-- BEGIN --
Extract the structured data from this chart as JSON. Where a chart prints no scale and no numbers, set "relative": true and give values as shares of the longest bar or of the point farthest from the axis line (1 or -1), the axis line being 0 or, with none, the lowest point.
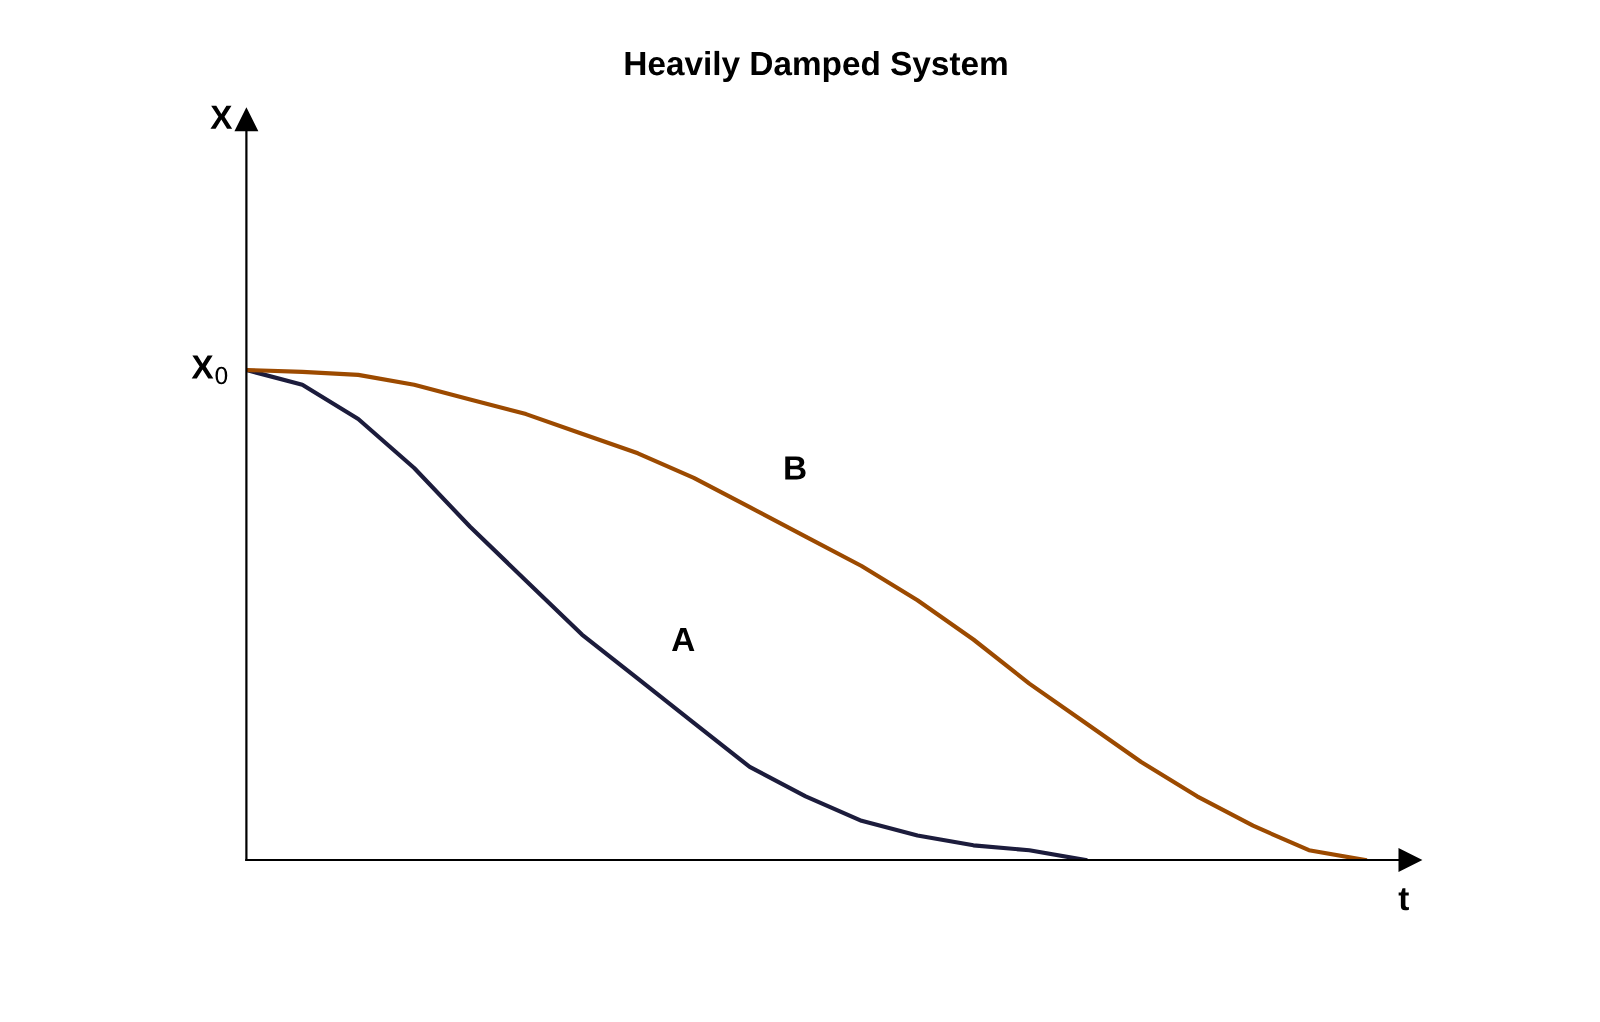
{
  "chart_data": {
    "type": "line",
    "title": "Heavily Damped System",
    "xlabel": "t",
    "relative": true,
    "legend": false,
    "marker": "none",
    "line_style": "solid",
    "categories": [
      null,
      null,
      null,
      null,
      null,
      null,
      null,
      null,
      null,
      null,
      null,
      null,
      null,
      null,
      null,
      null,
      null,
      null,
      null,
      null,
      null
    ],
    "series": [
      {
        "name": "A",
        "color": "#1c1c3c",
        "values": [
          1,
          0.97,
          0.9,
          0.8,
          0.68,
          0.57,
          0.46,
          0.37,
          0.28,
          0.19,
          0.13,
          0.08,
          0.05,
          0.03,
          0.02,
          0,
          null,
          null,
          null,
          null,
          null
        ]
      },
      {
        "name": "B",
        "color": "#9c4a00",
        "values": [
          1,
          0.996,
          0.99,
          0.97,
          0.94,
          0.91,
          0.87,
          0.83,
          0.78,
          0.72,
          0.66,
          0.6,
          0.53,
          0.45,
          0.36,
          0.28,
          0.2,
          0.13,
          0.07,
          0.02,
          0
        ]
      }
    ],
    "annotations": [
      "X$_{0}$",
      "X"
    ]
  }
}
-- END --
Job: Replicate the material above verbatim; images stay out of the copy.

Complete response:
Extract the structured data from this chart as JSON. Where a chart prints no scale and no numbers, set "relative": true and give values as shares of the longest bar or of the point farthest from the axis line (1 or -1), the axis line being 0 or, with none, the lowest point.
{
  "chart_data": {
    "type": "line",
    "title": "Heavily Damped System",
    "xlabel": "t",
    "relative": true,
    "legend": false,
    "marker": "none",
    "line_style": "solid",
    "categories": [
      null,
      null,
      null,
      null,
      null,
      null,
      null,
      null,
      null,
      null,
      null,
      null,
      null,
      null,
      null,
      null,
      null,
      null,
      null,
      null,
      null
    ],
    "series": [
      {
        "name": "A",
        "color": "#1c1c3c",
        "values": [
          1,
          0.97,
          0.9,
          0.8,
          0.68,
          0.57,
          0.46,
          0.37,
          0.28,
          0.19,
          0.13,
          0.08,
          0.05,
          0.03,
          0.02,
          0,
          null,
          null,
          null,
          null,
          null
        ]
      },
      {
        "name": "B",
        "color": "#9c4a00",
        "values": [
          1,
          0.996,
          0.99,
          0.97,
          0.94,
          0.91,
          0.87,
          0.83,
          0.78,
          0.72,
          0.66,
          0.6,
          0.53,
          0.45,
          0.36,
          0.28,
          0.2,
          0.13,
          0.07,
          0.02,
          0
        ]
      }
    ],
    "annotations": [
      "X$_{0}$",
      "X"
    ]
  }
}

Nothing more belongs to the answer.